§ **指定任務 A**
依據病毒培養短文，回答下列問題：
(i) 病毒需要進入哪裡才能生活？
(ii) 病毒在培養基中生長後，會為了適應什麼而產生突變？
(iii) Bloom發現貓腎培養基中的阿留申病毒會導致水貂怎樣？
§ **指定任務 B**
判斷下列說法是否與病毒培養短文相符，各答「是」或「否」，並引出短文中據以判斷的原話：
(i) 只要把病毒和細胞放進培養皿，就能完成培養。
(ii) 細胞只構成培養體系的一半。
(iii) Bloom的團隊已查明水貂患病的原因。
§ **指定任務 C**
從病毒培養短文的最後一句之後接續寫下去。

病毒會感染幾乎每一種生物機體,無論是人、老鼠、跳蚤還是細菌,都逃脫不了病毒的攻擊。但是這些寄生生物無法獨立生活:它們需要進入宿主細胞內部,這也就是為什么病毒學家也需要培養細胞,不過要想掌握這種細胞培養技術,就必須對病毒和宿主細胞都有所了解。
因為這個過程并不是簡單的把病毒和細胞都放到培養皿中就行,因此要想真正掌握病毒學研究的細胞培養技術,還是需要花費一番功夫的,這里通過了解幾位病毒學家的培養思路和技巧,介紹了一些病毒-細胞培養系統和方法。
病毒
細胞當然只是培養體系的一半,另一半病毒也存在選擇上的問題。一旦病毒開始在培養基中生長,那么它們就會發生改變,為了適應生長速度或毒力而產生突變。Bloom在研究中就發現貓腎培養基中的阿留申病毒會導致水貂患上一種輕微的疾病,至今他們也不清楚原因是什么。

§ **記錄摘錄**
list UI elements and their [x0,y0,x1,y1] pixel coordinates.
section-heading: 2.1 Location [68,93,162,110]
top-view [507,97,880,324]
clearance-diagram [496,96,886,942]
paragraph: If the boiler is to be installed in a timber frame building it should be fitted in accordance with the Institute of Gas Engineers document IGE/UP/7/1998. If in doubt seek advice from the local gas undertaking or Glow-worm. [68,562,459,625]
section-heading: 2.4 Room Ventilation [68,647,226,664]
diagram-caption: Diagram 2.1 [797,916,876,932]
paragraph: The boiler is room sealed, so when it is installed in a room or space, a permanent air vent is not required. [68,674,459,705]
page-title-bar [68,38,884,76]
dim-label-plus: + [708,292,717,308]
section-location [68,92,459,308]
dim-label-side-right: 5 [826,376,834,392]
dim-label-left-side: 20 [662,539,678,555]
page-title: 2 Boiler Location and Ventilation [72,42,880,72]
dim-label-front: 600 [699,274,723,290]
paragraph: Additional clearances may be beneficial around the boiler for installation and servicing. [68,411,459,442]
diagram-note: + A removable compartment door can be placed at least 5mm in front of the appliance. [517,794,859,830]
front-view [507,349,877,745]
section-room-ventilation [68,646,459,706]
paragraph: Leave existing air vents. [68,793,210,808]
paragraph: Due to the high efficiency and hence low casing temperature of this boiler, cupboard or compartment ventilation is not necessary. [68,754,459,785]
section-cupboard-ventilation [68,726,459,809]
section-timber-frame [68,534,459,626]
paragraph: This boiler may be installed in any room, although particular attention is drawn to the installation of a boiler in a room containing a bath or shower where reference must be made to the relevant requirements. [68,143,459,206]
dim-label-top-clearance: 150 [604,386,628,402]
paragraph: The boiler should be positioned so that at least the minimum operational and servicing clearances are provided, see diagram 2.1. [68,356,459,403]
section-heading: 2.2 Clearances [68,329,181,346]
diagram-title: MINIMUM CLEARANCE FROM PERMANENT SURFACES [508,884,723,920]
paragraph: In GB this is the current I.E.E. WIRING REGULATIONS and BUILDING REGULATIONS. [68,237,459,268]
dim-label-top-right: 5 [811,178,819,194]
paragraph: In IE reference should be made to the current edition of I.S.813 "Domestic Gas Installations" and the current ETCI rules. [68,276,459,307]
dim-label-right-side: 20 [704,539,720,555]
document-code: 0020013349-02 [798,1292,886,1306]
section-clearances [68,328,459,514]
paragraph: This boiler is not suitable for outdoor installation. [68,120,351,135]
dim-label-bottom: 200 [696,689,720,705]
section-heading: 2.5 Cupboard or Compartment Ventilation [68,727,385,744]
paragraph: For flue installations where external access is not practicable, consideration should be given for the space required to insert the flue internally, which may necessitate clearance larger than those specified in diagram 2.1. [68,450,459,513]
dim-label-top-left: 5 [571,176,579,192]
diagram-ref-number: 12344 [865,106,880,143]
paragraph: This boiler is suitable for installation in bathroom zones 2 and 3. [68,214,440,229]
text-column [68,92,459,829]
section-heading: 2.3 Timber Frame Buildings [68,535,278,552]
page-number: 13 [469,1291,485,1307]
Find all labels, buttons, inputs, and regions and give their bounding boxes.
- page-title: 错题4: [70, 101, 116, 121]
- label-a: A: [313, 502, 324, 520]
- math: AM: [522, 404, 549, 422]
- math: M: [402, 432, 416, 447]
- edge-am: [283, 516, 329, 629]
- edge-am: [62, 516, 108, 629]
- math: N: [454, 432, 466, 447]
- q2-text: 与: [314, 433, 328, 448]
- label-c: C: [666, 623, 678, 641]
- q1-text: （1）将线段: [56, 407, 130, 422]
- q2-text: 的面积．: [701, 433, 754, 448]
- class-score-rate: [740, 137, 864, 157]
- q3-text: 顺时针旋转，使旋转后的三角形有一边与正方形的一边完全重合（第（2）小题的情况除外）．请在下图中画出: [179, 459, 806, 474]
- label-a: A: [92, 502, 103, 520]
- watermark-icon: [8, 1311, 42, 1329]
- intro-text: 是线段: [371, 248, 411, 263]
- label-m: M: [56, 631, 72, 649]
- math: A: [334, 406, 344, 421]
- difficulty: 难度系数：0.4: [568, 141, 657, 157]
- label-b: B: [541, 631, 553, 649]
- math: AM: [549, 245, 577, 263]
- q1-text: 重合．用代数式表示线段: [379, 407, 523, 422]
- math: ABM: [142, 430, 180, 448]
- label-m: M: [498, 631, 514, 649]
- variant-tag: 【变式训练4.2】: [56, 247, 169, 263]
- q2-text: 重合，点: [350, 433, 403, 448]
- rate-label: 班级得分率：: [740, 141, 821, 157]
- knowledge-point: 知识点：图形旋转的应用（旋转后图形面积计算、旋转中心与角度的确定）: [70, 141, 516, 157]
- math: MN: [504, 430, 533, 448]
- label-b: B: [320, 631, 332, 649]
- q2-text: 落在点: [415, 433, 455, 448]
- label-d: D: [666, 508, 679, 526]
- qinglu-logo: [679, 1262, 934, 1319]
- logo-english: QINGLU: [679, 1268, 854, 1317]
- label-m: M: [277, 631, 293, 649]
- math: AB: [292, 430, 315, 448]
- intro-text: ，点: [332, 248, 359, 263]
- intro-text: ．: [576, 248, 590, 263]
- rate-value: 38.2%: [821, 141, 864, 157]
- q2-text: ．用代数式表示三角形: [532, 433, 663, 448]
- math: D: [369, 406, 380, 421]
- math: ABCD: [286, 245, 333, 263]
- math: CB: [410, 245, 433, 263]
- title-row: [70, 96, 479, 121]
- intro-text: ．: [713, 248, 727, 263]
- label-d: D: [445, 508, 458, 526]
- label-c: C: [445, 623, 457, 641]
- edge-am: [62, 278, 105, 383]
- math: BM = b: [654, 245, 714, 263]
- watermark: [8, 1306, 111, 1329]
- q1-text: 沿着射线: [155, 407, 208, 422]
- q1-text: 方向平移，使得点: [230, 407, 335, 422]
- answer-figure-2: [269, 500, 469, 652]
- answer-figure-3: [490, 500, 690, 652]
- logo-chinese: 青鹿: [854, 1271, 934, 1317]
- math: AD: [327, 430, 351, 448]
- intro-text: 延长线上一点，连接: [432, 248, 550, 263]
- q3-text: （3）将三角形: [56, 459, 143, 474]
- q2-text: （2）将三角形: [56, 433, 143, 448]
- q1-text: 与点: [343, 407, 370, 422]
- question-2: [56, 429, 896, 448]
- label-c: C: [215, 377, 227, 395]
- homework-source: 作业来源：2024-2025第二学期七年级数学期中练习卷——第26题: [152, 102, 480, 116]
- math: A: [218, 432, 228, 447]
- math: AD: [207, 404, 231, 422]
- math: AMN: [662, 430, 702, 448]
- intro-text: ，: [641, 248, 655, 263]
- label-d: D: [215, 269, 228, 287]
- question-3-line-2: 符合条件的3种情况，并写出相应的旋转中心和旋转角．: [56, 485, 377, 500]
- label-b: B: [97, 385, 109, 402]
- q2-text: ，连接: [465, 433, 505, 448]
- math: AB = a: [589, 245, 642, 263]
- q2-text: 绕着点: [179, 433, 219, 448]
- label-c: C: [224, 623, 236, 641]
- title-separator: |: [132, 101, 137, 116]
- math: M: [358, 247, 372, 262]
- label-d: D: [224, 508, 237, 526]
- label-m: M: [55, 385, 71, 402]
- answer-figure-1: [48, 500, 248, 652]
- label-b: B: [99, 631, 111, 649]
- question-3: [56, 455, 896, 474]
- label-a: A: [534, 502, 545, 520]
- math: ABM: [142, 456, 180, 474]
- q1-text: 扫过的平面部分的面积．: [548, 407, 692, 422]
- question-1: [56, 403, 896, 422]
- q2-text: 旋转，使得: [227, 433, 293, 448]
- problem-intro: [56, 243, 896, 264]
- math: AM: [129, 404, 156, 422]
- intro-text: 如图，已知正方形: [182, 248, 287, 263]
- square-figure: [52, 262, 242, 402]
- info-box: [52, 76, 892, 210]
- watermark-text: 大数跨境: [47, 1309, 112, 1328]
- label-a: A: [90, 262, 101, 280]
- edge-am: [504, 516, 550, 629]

§ **作答欄 A**
(i) 宿主細胞內部。
(ii) 生長速度或毒力。
(iii) 患上一種輕微的疾病。

§ **作答欄 B**
(i) 否：「這個過程并不是簡單的把病毒和細胞都放到培養皿中就行」
(ii) 是：「細胞當然只是培養體系的一半」
(iii) 否：「至今他們也不清楚原因是什么」

§ **作答欄 C**
病毒來源的選擇主要看個人的目的,如果你希望感染培養基中的每一個單細胞,分析細胞的反應,那么可以選擇高感染性的實驗室毒株,但是如果要分析潛在治療的效果,那么建議選擇野生型病毒。
在選好細胞系和病毒毒株后,研究人員就要開始考慮所用病毒的劑量,以及感染的時長。
“這并不是最令人感興趣的實驗,但確實實實在在的科研,”Kaushic說。定量病毒感染培養基所需份量,以及計算空斑或蝕斑數量最經典的方法就是在培養皿或培養瓶中的單層細胞實驗,每個蝕斑都是單個病毒粒子感染的應答。
研究人員可以利用手頭上的數據獲得他們想要的感染復數(multiplicity of infection,MOI),即感染實驗中病毒-細胞的比率。如果MOI為1,就是每個細胞對應一個病毒,那么只需要感染三分之二的細胞。因為病毒是隨機擴散,一些細胞沒有碰到病毒感染,而旁邊的細胞卻有兩到三個粒子感染。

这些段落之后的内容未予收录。